● Text passage
What Happens When Spreadsheets Meet Big Data?
Spreadsheets were an early driver for PC use because they were easy to use and fit a wide range of problems. Those same characteristics make them a good option for working with big data as well.
1010Data’s trademarked term, the “Trillion Row Spreadsheet” ™, captures the aspiration of cloud-based spreadsheets. Clearly the days of a 32K row limit in a spreadsheet are in the past, but just being able to load data into a spreadsheet is not enough. A key question about big data spreadsheets is, “what can we do with the data once it’s loaded?”
For starters, by moving large data sets to the cloud, you have the scalability that comes with cloud infrastructure. Even the most powerful desktops have more restrictive limits than a set of cloud-based servers when it comes to the amount of data they can manipulate.Since the 1010Data offering is modeled on spreadsheets, you retain the visual metaphor of rows and columns that is so familiar to many users.
Also, unlike batch-oriented processing systems, such as Hadoop, spreadsheets are interactive. This can help improve exploratory analysis because it promotes more what-if types of analysis than you might find in batch-oriented processing systems.

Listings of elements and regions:
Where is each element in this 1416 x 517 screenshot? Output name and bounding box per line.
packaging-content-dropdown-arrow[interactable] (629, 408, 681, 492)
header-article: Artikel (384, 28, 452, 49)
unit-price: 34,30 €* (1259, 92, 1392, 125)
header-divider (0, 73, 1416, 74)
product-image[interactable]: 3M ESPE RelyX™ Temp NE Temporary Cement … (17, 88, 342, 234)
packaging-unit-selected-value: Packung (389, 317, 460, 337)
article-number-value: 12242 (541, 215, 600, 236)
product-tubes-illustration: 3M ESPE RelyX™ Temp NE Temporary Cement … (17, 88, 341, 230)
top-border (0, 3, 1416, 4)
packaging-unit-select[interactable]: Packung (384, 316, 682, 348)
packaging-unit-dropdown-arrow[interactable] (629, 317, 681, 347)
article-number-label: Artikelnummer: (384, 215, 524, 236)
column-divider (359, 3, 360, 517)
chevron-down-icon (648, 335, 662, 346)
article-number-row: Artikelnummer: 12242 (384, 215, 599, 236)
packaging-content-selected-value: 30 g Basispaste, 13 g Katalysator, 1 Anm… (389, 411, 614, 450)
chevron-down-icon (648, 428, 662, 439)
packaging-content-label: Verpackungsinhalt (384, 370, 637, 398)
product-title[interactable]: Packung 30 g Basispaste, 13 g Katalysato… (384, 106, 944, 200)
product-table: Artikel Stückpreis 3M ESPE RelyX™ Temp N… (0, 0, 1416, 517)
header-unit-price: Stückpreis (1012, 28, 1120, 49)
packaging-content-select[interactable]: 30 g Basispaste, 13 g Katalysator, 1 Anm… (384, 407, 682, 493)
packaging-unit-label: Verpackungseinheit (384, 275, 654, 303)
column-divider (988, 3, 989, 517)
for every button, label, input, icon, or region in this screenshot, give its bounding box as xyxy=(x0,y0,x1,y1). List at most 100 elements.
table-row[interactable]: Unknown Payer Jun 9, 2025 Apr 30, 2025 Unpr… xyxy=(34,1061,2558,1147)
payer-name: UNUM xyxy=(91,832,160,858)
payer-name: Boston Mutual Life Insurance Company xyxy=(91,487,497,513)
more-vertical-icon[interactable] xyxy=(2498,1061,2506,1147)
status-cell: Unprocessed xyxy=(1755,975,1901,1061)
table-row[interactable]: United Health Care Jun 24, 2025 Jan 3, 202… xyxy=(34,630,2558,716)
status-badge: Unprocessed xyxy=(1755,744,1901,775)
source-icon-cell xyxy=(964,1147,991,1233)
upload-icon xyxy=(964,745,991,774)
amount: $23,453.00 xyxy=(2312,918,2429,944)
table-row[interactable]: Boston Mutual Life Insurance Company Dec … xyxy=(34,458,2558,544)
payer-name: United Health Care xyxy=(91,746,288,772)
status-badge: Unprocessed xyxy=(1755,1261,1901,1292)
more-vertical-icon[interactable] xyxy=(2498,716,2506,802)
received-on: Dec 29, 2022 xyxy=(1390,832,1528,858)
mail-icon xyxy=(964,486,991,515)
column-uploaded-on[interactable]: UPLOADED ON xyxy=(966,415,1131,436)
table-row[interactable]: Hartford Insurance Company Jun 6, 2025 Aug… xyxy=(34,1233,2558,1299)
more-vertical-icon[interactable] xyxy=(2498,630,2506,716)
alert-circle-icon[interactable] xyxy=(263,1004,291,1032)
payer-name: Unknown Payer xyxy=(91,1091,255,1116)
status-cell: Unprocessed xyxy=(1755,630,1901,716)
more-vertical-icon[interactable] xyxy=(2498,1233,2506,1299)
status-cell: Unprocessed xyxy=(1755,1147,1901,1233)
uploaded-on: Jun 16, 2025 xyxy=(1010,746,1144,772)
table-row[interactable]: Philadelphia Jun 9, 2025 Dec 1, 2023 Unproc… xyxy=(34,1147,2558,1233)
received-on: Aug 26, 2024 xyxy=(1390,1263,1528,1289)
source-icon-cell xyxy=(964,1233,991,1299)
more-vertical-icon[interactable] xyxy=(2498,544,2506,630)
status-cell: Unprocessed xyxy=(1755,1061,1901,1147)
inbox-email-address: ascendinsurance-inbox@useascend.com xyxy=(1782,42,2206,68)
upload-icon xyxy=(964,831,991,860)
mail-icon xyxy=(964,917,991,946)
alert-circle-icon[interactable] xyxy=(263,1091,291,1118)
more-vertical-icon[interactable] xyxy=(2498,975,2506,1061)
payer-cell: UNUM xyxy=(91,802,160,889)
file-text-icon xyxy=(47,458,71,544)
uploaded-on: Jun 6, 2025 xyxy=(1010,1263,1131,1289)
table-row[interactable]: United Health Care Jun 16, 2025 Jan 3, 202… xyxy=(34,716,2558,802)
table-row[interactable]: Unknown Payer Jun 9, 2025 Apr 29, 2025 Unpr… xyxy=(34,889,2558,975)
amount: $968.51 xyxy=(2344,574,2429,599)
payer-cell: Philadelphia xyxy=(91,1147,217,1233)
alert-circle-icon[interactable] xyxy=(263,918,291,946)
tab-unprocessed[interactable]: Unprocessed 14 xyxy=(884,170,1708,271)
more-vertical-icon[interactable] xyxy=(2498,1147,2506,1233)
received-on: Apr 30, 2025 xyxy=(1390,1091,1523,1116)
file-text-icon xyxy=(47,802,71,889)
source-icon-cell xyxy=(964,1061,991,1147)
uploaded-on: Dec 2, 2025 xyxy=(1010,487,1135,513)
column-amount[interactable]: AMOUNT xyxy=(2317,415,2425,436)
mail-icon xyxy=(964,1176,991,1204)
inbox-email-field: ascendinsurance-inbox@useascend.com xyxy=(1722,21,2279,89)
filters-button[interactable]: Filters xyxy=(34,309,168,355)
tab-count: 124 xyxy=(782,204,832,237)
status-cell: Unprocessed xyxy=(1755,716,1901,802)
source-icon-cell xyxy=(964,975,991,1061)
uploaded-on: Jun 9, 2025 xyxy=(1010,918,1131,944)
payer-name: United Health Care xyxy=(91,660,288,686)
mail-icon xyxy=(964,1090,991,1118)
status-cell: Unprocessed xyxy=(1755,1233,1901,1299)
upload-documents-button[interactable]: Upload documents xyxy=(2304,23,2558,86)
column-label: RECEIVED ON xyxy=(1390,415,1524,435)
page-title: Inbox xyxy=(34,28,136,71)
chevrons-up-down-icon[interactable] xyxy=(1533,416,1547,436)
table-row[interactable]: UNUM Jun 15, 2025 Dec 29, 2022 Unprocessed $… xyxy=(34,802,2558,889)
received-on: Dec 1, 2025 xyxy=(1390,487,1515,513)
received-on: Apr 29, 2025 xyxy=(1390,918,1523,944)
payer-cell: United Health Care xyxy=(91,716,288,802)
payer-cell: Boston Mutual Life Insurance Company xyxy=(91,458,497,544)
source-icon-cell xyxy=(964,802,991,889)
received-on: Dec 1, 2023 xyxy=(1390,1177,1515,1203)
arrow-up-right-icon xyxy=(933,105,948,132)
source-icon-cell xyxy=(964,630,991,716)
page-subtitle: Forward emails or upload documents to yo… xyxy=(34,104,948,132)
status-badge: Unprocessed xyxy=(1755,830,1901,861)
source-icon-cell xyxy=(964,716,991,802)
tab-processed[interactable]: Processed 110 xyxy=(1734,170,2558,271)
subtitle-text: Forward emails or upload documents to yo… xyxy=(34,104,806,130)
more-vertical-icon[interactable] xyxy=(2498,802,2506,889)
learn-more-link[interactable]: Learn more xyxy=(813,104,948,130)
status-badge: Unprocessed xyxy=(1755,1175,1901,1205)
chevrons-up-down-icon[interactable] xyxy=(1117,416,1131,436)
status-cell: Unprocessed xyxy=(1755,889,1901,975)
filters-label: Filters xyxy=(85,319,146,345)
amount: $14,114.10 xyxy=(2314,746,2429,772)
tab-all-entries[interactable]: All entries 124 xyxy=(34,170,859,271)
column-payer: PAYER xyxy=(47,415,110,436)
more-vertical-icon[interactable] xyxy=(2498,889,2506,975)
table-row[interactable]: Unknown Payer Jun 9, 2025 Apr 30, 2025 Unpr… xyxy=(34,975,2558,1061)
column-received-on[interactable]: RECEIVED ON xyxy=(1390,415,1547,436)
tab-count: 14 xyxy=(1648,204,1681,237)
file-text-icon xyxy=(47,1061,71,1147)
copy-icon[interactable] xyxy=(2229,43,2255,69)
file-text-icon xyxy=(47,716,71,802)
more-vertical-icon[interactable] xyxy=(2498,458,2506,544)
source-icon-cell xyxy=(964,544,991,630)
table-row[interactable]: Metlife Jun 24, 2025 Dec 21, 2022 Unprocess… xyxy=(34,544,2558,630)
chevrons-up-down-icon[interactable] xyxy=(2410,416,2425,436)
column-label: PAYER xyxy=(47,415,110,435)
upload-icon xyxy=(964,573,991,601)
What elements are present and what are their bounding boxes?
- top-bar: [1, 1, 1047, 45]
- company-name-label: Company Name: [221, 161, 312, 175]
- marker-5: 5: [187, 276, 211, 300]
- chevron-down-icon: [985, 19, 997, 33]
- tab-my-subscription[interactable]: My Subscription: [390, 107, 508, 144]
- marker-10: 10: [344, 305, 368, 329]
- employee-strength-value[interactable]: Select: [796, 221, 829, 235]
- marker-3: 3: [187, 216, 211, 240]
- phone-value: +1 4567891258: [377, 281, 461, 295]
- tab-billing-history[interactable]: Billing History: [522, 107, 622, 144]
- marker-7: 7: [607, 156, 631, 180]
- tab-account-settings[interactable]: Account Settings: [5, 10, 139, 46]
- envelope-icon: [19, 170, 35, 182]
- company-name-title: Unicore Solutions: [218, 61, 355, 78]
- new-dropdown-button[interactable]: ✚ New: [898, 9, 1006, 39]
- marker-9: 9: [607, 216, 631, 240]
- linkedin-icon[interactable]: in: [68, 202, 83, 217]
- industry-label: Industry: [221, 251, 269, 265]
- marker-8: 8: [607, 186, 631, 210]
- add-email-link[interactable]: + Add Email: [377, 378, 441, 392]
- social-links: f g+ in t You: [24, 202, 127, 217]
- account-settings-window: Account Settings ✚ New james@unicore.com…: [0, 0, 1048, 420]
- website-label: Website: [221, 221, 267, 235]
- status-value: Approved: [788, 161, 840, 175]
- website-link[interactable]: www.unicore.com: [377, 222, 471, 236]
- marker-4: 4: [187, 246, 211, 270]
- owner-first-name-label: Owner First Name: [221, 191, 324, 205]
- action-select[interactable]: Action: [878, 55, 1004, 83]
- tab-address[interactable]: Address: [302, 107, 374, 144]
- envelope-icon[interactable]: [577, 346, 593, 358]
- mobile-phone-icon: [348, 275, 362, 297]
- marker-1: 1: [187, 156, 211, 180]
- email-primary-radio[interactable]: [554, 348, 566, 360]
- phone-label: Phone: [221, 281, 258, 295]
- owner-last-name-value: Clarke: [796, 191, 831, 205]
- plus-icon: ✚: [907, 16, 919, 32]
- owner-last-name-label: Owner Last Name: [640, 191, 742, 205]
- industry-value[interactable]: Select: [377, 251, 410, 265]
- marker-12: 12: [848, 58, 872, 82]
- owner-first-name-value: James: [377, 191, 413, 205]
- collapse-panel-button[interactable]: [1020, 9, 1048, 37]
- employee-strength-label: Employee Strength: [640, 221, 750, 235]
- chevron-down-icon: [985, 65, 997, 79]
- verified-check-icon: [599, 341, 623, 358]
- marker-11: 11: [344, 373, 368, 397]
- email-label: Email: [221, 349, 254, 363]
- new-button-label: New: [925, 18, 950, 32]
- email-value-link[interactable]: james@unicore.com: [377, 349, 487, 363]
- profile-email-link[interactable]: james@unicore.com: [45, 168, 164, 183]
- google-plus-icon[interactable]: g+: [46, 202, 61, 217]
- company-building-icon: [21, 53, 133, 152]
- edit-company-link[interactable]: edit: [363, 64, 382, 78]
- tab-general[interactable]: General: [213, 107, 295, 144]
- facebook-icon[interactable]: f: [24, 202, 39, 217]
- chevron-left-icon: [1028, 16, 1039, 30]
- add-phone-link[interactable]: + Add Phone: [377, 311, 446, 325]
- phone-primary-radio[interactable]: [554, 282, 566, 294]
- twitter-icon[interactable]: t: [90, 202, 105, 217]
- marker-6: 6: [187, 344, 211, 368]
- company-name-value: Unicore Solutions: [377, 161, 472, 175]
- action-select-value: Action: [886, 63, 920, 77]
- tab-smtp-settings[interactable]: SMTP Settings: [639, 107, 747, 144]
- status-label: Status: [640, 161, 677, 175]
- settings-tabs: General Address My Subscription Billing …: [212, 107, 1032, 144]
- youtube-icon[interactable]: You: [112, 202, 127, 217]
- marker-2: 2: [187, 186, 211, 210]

● Instructions for the task
Reproduce the passage on spreadsheets and big data word for word, everything from "Spreadsheets were an" down to "data as well.".

● Reply
Spreadsheets were an early driver for PC use because they were easy to use and fit a wide range of problems. Those same characteristics make them a good option for working with big data as well.